### DIRECTIONS FOR THIS TASK
Type out all the records word for word. Any pictures are to be left out.

(Dataset items)
***

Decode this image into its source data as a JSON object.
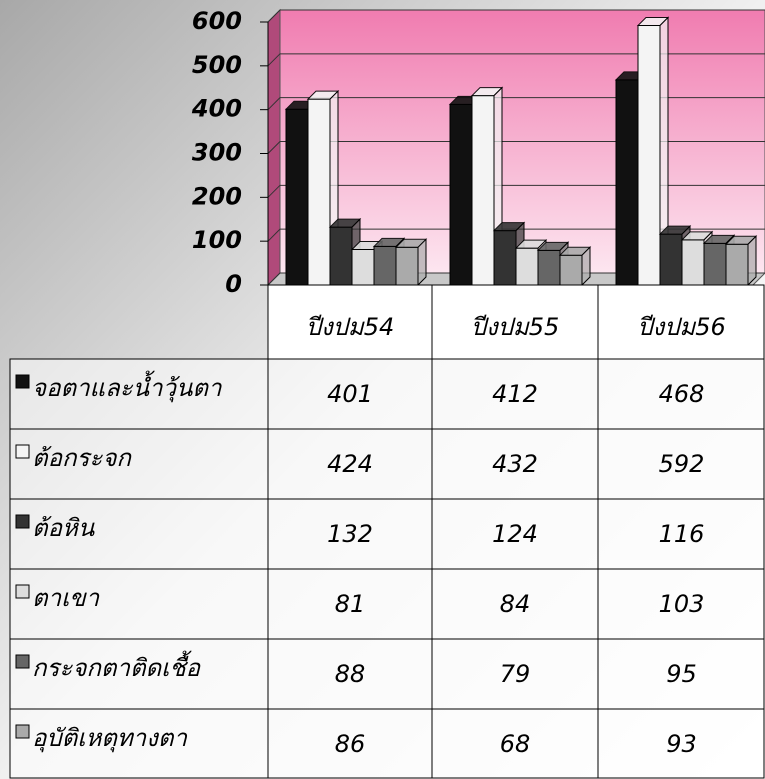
{
  "chart_data": {
    "type": "bar3d",
    "categories": [
      "ปีงปม54",
      "ปีงปม55",
      "ปีงปม56"
    ],
    "series": [
      {
        "name": "จอตาและน้ำวุ้นตา",
        "color": "#111111",
        "values": [
          401,
          412,
          468
        ]
      },
      {
        "name": "ต้อกระจก",
        "color": "#f4f4f4",
        "values": [
          424,
          432,
          592
        ]
      },
      {
        "name": "ต้อหิน",
        "color": "#333333",
        "values": [
          132,
          124,
          116
        ]
      },
      {
        "name": "ตาเขา",
        "color": "#dddddd",
        "values": [
          81,
          84,
          103
        ]
      },
      {
        "name": "กระจกตาติดเชื้อ",
        "color": "#666666",
        "values": [
          88,
          79,
          95
        ]
      },
      {
        "name": "อุบัติเหตุทางตา",
        "color": "#aaaaaa",
        "values": [
          86,
          68,
          93
        ]
      }
    ],
    "ylim": [
      0,
      600
    ],
    "yticks": [
      0,
      100,
      200,
      300,
      400,
      500,
      600
    ],
    "grid": true
  }
}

***

### REPLY
Decode this image into its source data as a JSON object.
{
  "chart_data": {
    "type": "bar3d",
    "categories": [
      "ปีงปม54",
      "ปีงปม55",
      "ปีงปม56"
    ],
    "series": [
      {
        "name": "จอตาและน้ำวุ้นตา",
        "color": "#111111",
        "values": [
          401,
          412,
          468
        ]
      },
      {
        "name": "ต้อกระจก",
        "color": "#f4f4f4",
        "values": [
          424,
          432,
          592
        ]
      },
      {
        "name": "ต้อหิน",
        "color": "#333333",
        "values": [
          132,
          124,
          116
        ]
      },
      {
        "name": "ตาเขา",
        "color": "#dddddd",
        "values": [
          81,
          84,
          103
        ]
      },
      {
        "name": "กระจกตาติดเชื้อ",
        "color": "#666666",
        "values": [
          88,
          79,
          95
        ]
      },
      {
        "name": "อุบัติเหตุทางตา",
        "color": "#aaaaaa",
        "values": [
          86,
          68,
          93
        ]
      }
    ],
    "ylim": [
      0,
      600
    ],
    "yticks": [
      0,
      100,
      200,
      300,
      400,
      500,
      600
    ],
    "grid": true
  }
}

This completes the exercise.